[Items from a data source]
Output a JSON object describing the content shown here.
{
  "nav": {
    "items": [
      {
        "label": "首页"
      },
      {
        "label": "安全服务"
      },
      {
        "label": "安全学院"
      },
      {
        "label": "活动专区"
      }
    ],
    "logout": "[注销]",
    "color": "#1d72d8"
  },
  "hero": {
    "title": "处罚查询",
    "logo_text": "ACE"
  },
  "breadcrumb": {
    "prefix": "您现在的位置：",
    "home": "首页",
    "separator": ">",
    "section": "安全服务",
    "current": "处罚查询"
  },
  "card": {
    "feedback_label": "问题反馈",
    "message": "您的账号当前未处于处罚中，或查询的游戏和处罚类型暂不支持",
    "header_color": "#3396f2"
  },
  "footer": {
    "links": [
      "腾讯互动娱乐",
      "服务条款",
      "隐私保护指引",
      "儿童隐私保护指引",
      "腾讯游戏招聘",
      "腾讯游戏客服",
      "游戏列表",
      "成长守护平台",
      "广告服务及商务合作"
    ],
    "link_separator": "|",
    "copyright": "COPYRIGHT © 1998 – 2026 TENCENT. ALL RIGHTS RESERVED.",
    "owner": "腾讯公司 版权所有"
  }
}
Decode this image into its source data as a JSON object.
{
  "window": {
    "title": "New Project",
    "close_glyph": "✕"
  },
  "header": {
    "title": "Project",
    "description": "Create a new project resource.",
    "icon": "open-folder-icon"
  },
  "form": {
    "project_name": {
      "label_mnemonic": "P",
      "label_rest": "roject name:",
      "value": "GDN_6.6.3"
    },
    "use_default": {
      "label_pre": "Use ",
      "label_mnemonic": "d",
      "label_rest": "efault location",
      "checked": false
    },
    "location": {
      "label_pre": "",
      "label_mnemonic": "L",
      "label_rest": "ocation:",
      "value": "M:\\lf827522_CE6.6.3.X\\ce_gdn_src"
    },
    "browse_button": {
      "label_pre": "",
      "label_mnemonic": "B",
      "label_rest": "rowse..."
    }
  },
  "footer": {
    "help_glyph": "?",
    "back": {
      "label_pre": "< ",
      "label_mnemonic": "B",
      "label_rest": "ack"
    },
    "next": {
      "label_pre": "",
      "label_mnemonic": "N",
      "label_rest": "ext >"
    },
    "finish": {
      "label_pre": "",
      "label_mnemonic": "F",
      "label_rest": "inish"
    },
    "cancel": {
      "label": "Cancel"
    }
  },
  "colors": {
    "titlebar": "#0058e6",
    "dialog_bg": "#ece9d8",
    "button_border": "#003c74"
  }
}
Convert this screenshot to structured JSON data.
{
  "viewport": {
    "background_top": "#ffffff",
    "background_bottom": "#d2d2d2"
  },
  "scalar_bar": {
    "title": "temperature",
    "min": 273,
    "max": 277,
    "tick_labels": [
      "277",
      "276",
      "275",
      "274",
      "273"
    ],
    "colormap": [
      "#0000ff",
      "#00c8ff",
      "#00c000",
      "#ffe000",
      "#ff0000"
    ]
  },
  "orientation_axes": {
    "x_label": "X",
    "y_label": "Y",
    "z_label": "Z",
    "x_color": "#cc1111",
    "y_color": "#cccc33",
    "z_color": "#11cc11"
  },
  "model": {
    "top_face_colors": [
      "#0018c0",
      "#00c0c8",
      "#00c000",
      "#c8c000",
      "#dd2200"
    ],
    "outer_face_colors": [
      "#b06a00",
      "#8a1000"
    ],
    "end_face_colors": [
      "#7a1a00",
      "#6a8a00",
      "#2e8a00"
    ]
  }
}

Exercise aim:
Faithfully copy every entry, leaving nothing out.

Answer to this exercise:
Output a JSON object describing the content shown here.
{
  "nav": {
    "items": [
      {
        "label": "首页"
      },
      {
        "label": "安全服务"
      },
      {
        "label": "安全学院"
      },
      {
        "label": "活动专区"
      }
    ],
    "logout": "[注销]",
    "color": "#1d72d8"
  },
  "hero": {
    "title": "处罚查询",
    "logo_text": "ACE"
  },
  "breadcrumb": {
    "prefix": "您现在的位置：",
    "home": "首页",
    "separator": ">",
    "section": "安全服务",
    "current": "处罚查询"
  },
  "card": {
    "feedback_label": "问题反馈",
    "message": "您的账号当前未处于处罚中，或查询的游戏和处罚类型暂不支持",
    "header_color": "#3396f2"
  },
  "footer": {
    "links": [
      "腾讯互动娱乐",
      "服务条款",
      "隐私保护指引",
      "儿童隐私保护指引",
      "腾讯游戏招聘",
      "腾讯游戏客服",
      "游戏列表",
      "成长守护平台",
      "广告服务及商务合作"
    ],
    "link_separator": "|",
    "copyright": "COPYRIGHT © 1998 – 2026 TENCENT. ALL RIGHTS RESERVED.",
    "owner": "腾讯公司 版权所有"
  }
}
Decode this image into its source data as a JSON object.
{
  "window": {
    "title": "New Project",
    "close_glyph": "✕"
  },
  "header": {
    "title": "Project",
    "description": "Create a new project resource.",
    "icon": "open-folder-icon"
  },
  "form": {
    "project_name": {
      "label_mnemonic": "P",
      "label_rest": "roject name:",
      "value": "GDN_6.6.3"
    },
    "use_default": {
      "label_pre": "Use ",
      "label_mnemonic": "d",
      "label_rest": "efault location",
      "checked": false
    },
    "location": {
      "label_pre": "",
      "label_mnemonic": "L",
      "label_rest": "ocation:",
      "value": "M:\\lf827522_CE6.6.3.X\\ce_gdn_src"
    },
    "browse_button": {
      "label_pre": "",
      "label_mnemonic": "B",
      "label_rest": "rowse..."
    }
  },
  "footer": {
    "help_glyph": "?",
    "back": {
      "label_pre": "< ",
      "label_mnemonic": "B",
      "label_rest": "ack"
    },
    "next": {
      "label_pre": "",
      "label_mnemonic": "N",
      "label_rest": "ext >"
    },
    "finish": {
      "label_pre": "",
      "label_mnemonic": "F",
      "label_rest": "inish"
    },
    "cancel": {
      "label": "Cancel"
    }
  },
  "colors": {
    "titlebar": "#0058e6",
    "dialog_bg": "#ece9d8",
    "button_border": "#003c74"
  }
}
Convert this screenshot to structured JSON data.
{
  "viewport": {
    "background_top": "#ffffff",
    "background_bottom": "#d2d2d2"
  },
  "scalar_bar": {
    "title": "temperature",
    "min": 273,
    "max": 277,
    "tick_labels": [
      "277",
      "276",
      "275",
      "274",
      "273"
    ],
    "colormap": [
      "#0000ff",
      "#00c8ff",
      "#00c000",
      "#ffe000",
      "#ff0000"
    ]
  },
  "orientation_axes": {
    "x_label": "X",
    "y_label": "Y",
    "z_label": "Z",
    "x_color": "#cc1111",
    "y_color": "#cccc33",
    "z_color": "#11cc11"
  },
  "model": {
    "top_face_colors": [
      "#0018c0",
      "#00c0c8",
      "#00c000",
      "#c8c000",
      "#dd2200"
    ],
    "outer_face_colors": [
      "#b06a00",
      "#8a1000"
    ],
    "end_face_colors": [
      "#7a1a00",
      "#6a8a00",
      "#2e8a00"
    ]
  }
}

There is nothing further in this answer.